[Start Data in this exercise]
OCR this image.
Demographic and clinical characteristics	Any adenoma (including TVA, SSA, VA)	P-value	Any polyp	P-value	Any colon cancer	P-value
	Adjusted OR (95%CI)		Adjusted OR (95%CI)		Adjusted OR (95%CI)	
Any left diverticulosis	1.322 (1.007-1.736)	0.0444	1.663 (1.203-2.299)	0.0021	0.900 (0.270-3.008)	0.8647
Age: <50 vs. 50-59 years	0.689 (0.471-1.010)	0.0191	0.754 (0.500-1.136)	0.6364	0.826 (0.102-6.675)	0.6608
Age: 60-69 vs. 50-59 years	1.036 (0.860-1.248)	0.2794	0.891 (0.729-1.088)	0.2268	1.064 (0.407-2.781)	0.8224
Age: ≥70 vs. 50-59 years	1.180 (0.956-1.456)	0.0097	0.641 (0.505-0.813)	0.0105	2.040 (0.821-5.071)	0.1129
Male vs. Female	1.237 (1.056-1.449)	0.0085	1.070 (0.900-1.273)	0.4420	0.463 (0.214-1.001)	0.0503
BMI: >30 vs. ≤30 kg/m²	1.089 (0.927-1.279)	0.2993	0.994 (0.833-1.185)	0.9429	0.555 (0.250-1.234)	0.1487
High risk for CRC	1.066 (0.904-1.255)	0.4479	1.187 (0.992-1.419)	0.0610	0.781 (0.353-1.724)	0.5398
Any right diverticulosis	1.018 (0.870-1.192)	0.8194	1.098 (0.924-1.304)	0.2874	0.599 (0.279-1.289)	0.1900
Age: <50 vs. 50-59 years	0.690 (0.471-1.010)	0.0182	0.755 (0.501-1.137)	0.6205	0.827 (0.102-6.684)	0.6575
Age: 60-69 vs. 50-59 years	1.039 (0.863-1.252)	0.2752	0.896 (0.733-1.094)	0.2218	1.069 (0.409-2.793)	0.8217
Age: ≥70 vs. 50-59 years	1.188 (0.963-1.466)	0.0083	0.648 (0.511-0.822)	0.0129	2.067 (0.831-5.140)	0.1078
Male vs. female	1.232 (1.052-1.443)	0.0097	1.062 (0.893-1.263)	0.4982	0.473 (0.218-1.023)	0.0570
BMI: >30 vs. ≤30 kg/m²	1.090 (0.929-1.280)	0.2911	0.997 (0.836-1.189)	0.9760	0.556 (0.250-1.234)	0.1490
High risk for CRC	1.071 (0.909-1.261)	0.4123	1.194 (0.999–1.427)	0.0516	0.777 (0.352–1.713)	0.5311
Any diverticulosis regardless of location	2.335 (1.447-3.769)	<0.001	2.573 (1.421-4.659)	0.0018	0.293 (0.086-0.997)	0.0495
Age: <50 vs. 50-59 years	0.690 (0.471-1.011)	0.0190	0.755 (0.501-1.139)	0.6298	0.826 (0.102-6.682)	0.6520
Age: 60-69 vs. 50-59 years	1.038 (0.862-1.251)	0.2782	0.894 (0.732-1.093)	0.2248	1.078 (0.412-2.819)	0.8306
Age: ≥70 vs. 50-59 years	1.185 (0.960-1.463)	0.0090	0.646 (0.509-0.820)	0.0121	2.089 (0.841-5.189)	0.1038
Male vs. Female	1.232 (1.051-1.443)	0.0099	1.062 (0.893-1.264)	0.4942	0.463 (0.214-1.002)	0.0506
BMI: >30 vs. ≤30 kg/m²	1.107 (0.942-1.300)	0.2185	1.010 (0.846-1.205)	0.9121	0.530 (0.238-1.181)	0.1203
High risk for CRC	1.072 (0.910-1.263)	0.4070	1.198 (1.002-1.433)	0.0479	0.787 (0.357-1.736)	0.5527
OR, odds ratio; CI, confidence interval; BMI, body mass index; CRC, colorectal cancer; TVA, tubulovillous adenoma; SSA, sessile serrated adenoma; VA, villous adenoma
[End Data in this exercise]
» **What you are asked to do**: State how many lines of the entries above include the word "diverticulosis", offering no text other than the number.

» **Solved exercise**: 3